# AUFGABENSTELLUNG
a - Nenne alle Spielsteine, mit denen man laut der Spielbesprechung zu Cairo nach dem Ziehen des Schiffes schnippsen kann.
b - Tausche in der Spielbesprechung zu Cairo im Abschnitt von „AA UUU II 3-4“ bis einschließlich „Pyramide zu beschaffen.“ jedes „Pyramide“ gegen „Sphinx“ aus und gib den Abschnitt wieder.
c - Prüfe anhand der Spielbesprechung zu Cairo, ob die folgenden Aussagen zutreffen. Antworte jeweils mit Ja oder Nein und zitiere die entscheidenden Worte.
(i) Das Spiel ist für 2 bis 5 Spieler ab 8 Jahren gedacht.
(ii) Jeder Spieler erhält zu Beginn 20 Bausteine.
(iii) Die Regel legt fest, ob übersprungene besetzte Felder mitgezählt werden.

# VORLIEGENDER TEXT
Cairo

 

Das Spiel:

Cairo

Geschicklichkeitsspiel

Für 2-5 Spieler ab 8 Jahren

Von Günter Burkhardt

Schmidt Spiele, 2002

 

Win-Wertung:

AA UUU II 3-4 (2-5) m

 

Was macht jemand, der um den Tisch wandert, sich zwischen zwei andere Spieler zwängt und dabei leise vor sich hinmurmelt, dass sein Ringfinger klemmt? Er baut eine Pyramide! Wer glaubt mir das hier nicht? Der soll sich gefälligst hinsetzen und Cairo spielen, obwohl sitzen nicht gerade zu den beständigen Tätigkeiten in diesem Spiel gehört. Naja, zugegeben, er baut keine Pyramide, er versucht sich das Baumaterial für eine Pyramide zu beschaffen.

 

Aber fangen wir von vorne an: Auf dem Plan liegt vor uns das Tal des Nil, an seinen Ufern finden sich verschieden große Bauplätze, mit je 2 Zahlen markiert, die kleinere ist immer die Hälfte der größeren, die größeren reichen von 20 bis 8, je kleiner der Bauplatz desto höher die Zahl. Der Nil selbst ist der Länge nach geteilt und hat auf stromaufwärts doppelt so viele Felder wie stromabwärts.

 

Jeder angehende Pyramidenbauer wird nun mit einem Schiff und 17 Bausteinen ausgerüstet, 15 davon sind kleine Würfel, einer ist ein großer Würfel und einer ist ein richtiger Würfel mit Augen von 1 bis 6. Und jetzt darf ich nicht würfeln und so viele Steine verbauen, nein, ganz und gar nicht – ich darf schon würfeln, wenn ich dran bin, und zwar mit dem neutralen Würfel. Das Ergebnis sagt mir nun, wie viele Felder ich mein Schiff nilaufwärts ziehen muss, besetzte Felder werden übersprungen, sagt die Regel, aber sie sagt mir nicht, ob man sie mitzählt oder nicht, das macht bei 6 Spielern und einer Gesamtanzahl von 12 Nilfeldern einen ziemlich gewaltigen Unterschied beim Vorwärtskommen bzw. bei der Position im Hinblick auf die Bauplätze.

 

Nun egal wie, mein Schiff hält an einer Uferstelle an, liegen in diesem Bereich, markiert durch Querlinien, Bausteine meiner Farbe herum, darf ich sie zurücktransportieren sprich zurück in meinen Vorrat nehmen, auch wenn es „brennende“ Steine sind. So heißen Steine, wenn sie genau auf einer Begrenzungslinie liegen. Habe ich noch Bausteine im Vorrat, muss ich nach dem Ziehen des Schiffes schnippsen, mit drei kleinen Steinen, oder den mir verbliebenen kleinen Steinen, oder mit dem großen Stein oder mit dem Würfel meiner Farbe.

# VORLIEGENDE DATENSÄTZE
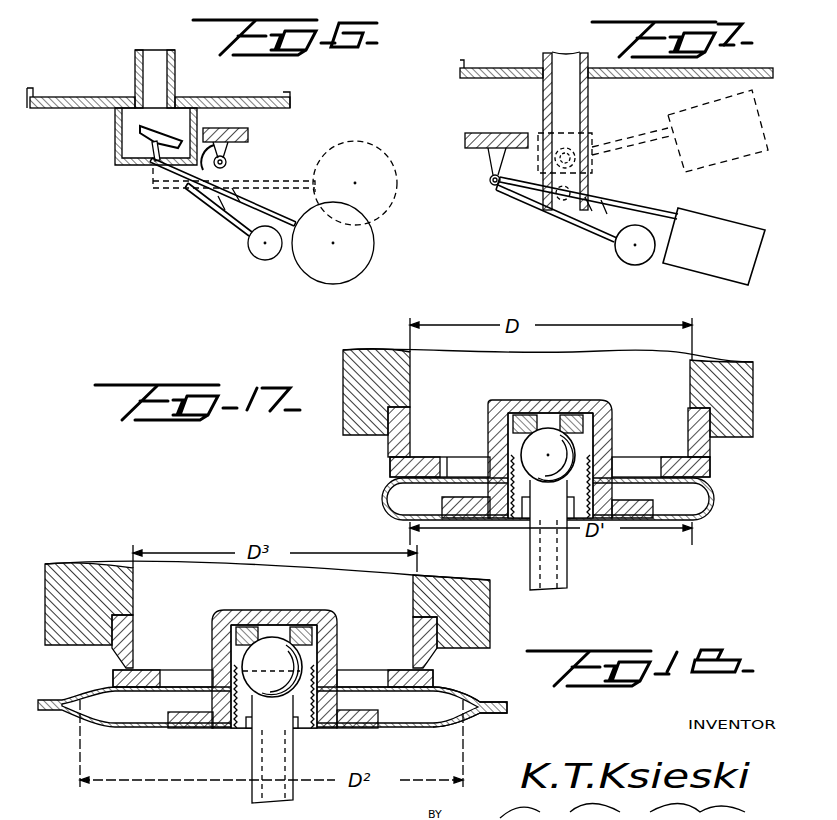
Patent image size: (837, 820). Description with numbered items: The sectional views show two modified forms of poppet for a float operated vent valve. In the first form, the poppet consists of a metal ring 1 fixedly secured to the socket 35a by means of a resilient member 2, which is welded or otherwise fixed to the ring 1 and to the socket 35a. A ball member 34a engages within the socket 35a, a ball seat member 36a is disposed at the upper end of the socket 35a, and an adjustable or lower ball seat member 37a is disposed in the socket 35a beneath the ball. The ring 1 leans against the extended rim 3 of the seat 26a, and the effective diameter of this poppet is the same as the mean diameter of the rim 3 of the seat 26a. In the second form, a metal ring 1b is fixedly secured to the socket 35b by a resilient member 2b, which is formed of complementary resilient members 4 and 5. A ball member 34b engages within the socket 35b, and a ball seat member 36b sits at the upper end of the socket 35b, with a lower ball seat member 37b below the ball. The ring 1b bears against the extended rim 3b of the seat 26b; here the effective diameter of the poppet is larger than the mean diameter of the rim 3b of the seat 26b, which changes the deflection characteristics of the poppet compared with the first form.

In FIG. 17, the metal ring 1 is at (390, 463).
In FIG. 17, the resilient member 2 is at (393, 518).
In FIG. 17, the extended rim 3 is at (412, 457).
In FIG. 17, the seat 26a is at (410, 418).
In FIG. 17, the ball member 34a is at (592, 398).
In FIG. 17, the socket 35a is at (507, 392).
In FIG. 17, the ball seat member 36a is at (530, 417).
In FIG. 17, the adjustable or lower ball seat member 37a is at (518, 510).
In FIG. 18, the ring 1b is at (115, 671).
In FIG. 18, the resilient member 2b is at (70, 710).
In FIG. 18, the extended rim 3b is at (137, 658).
In FIG. 18, the complementary resilient member 4 is at (133, 728).
In FIG. 18, the complementary resilient member 5 is at (463, 694).
In FIG. 18, the seat 26b is at (135, 662).
In FIG. 18, the ball member 34b is at (278, 625).
In FIG. 18, the socket 35b is at (338, 645).
In FIG. 18, the ball seat member 36b is at (272, 645).
In FIG. 18, the stem 37b is at (240, 718).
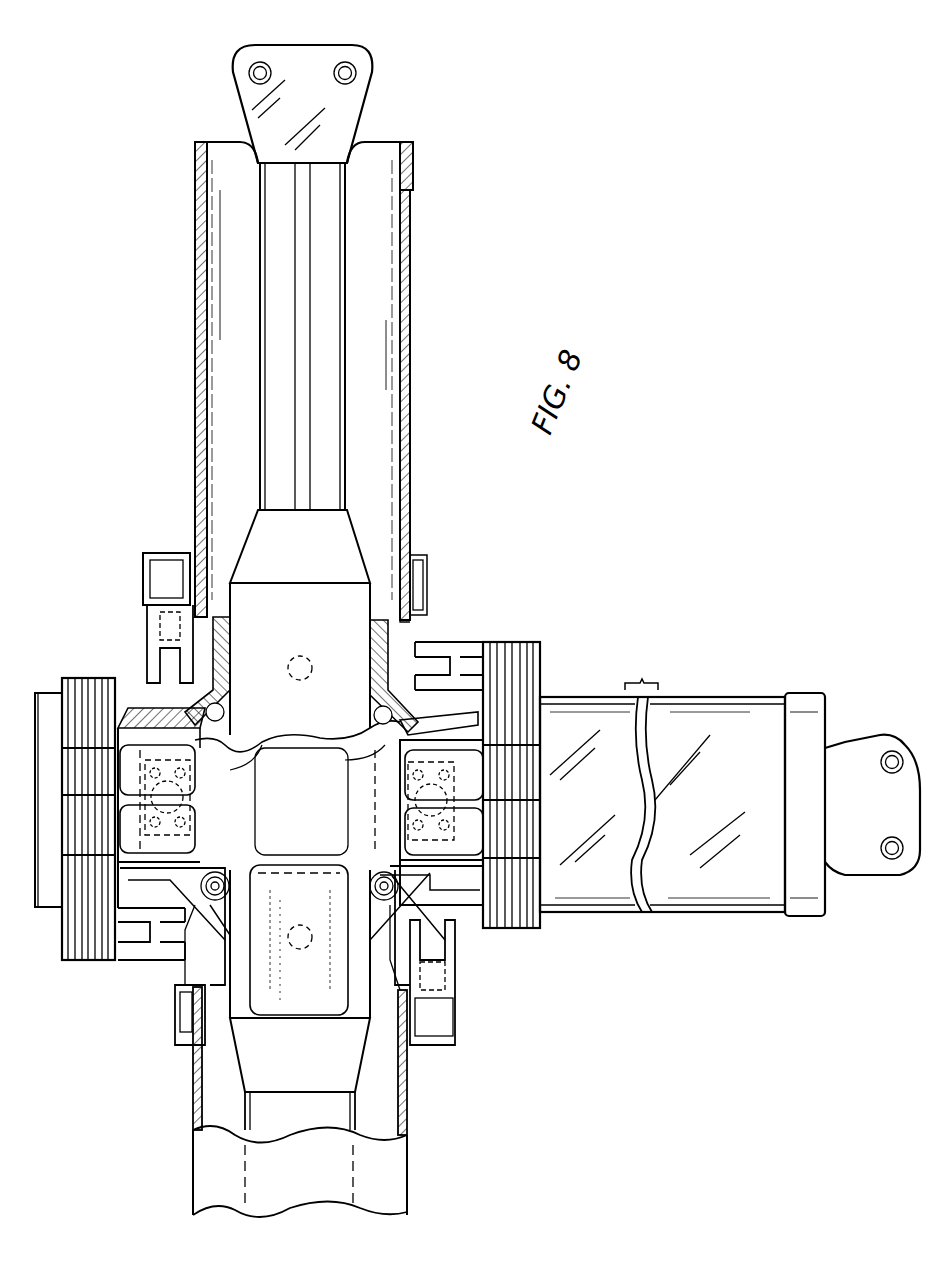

# DIE LÖSUNGEN
a -
- drei kleine Steine
- die verbliebenen kleinen Steine
- der große Stein
- der Würfel der eigenen Farbe

b -
AA UUU II 3-4 (2-5) m

 

Was macht jemand, der um den Tisch wandert, sich zwischen zwei andere Spieler zwängt und dabei leise vor sich hinmurmelt, dass sein Ringfinger klemmt? Er baut eine Sphinx! Wer glaubt mir das hier nicht? Der soll sich gefälligst hinsetzen und Cairo spielen, obwohl sitzen nicht gerade zu den beständigen Tätigkeiten in diesem Spiel gehört. Naja, zugegeben, er baut keine Sphinx, er versucht sich das Baumaterial für eine Sphinx zu beschaffen.

c -
(i) Ja: „Für 2-5 Spieler ab 8 Jahren“
(ii) Nein: „mit einem Schiff und 17 Bausteinen ausgerüstet“
(iii) Nein: „aber sie sagt mir nicht, ob man sie mitzählt oder nicht“